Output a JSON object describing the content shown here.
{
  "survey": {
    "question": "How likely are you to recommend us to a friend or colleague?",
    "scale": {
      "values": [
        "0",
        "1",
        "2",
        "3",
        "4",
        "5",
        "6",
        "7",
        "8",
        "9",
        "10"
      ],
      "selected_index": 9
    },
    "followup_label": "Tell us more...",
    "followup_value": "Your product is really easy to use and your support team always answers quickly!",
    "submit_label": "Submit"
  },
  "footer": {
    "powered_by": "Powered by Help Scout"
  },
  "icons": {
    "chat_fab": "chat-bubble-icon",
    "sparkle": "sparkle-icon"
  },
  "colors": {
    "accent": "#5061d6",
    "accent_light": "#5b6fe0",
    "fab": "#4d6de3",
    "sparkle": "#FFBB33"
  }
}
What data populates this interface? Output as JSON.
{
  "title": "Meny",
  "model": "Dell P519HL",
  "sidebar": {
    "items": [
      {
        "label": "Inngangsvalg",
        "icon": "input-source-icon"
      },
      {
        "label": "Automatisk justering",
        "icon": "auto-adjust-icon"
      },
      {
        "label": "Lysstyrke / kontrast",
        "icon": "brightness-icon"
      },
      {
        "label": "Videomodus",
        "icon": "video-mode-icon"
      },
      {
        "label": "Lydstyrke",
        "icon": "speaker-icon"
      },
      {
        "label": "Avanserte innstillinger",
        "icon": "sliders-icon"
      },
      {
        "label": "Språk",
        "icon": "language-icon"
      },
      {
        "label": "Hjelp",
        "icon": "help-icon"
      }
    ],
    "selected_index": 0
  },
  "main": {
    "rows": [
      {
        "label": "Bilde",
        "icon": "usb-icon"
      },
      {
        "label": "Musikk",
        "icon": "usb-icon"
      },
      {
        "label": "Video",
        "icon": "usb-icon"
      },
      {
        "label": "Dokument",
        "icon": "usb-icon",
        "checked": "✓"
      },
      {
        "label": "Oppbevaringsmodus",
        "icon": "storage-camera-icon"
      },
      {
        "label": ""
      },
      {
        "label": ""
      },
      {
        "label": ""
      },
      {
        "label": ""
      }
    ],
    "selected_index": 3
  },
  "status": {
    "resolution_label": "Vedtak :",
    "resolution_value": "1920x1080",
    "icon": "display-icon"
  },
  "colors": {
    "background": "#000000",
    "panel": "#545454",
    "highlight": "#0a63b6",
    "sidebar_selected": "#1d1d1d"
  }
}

--

* **Work to be completed**
Reproduce each entry from the records above, character for character.

* **Output below**
Output a JSON object describing the content shown here.
{
  "survey": {
    "question": "How likely are you to recommend us to a friend or colleague?",
    "scale": {
      "values": [
        "0",
        "1",
        "2",
        "3",
        "4",
        "5",
        "6",
        "7",
        "8",
        "9",
        "10"
      ],
      "selected_index": 9
    },
    "followup_label": "Tell us more...",
    "followup_value": "Your product is really easy to use and your support team always answers quickly!",
    "submit_label": "Submit"
  },
  "footer": {
    "powered_by": "Powered by Help Scout"
  },
  "icons": {
    "chat_fab": "chat-bubble-icon",
    "sparkle": "sparkle-icon"
  },
  "colors": {
    "accent": "#5061d6",
    "accent_light": "#5b6fe0",
    "fab": "#4d6de3",
    "sparkle": "#FFBB33"
  }
}
What data populates this interface? Output as JSON.
{
  "title": "Meny",
  "model": "Dell P519HL",
  "sidebar": {
    "items": [
      {
        "label": "Inngangsvalg",
        "icon": "input-source-icon"
      },
      {
        "label": "Automatisk justering",
        "icon": "auto-adjust-icon"
      },
      {
        "label": "Lysstyrke / kontrast",
        "icon": "brightness-icon"
      },
      {
        "label": "Videomodus",
        "icon": "video-mode-icon"
      },
      {
        "label": "Lydstyrke",
        "icon": "speaker-icon"
      },
      {
        "label": "Avanserte innstillinger",
        "icon": "sliders-icon"
      },
      {
        "label": "Språk",
        "icon": "language-icon"
      },
      {
        "label": "Hjelp",
        "icon": "help-icon"
      }
    ],
    "selected_index": 0
  },
  "main": {
    "rows": [
      {
        "label": "Bilde",
        "icon": "usb-icon"
      },
      {
        "label": "Musikk",
        "icon": "usb-icon"
      },
      {
        "label": "Video",
        "icon": "usb-icon"
      },
      {
        "label": "Dokument",
        "icon": "usb-icon",
        "checked": "✓"
      },
      {
        "label": "Oppbevaringsmodus",
        "icon": "storage-camera-icon"
      },
      {
        "label": ""
      },
      {
        "label": ""
      },
      {
        "label": ""
      },
      {
        "label": ""
      }
    ],
    "selected_index": 3
  },
  "status": {
    "resolution_label": "Vedtak :",
    "resolution_value": "1920x1080",
    "icon": "display-icon"
  },
  "colors": {
    "background": "#000000",
    "panel": "#545454",
    "highlight": "#0a63b6",
    "sidebar_selected": "#1d1d1d"
  }
}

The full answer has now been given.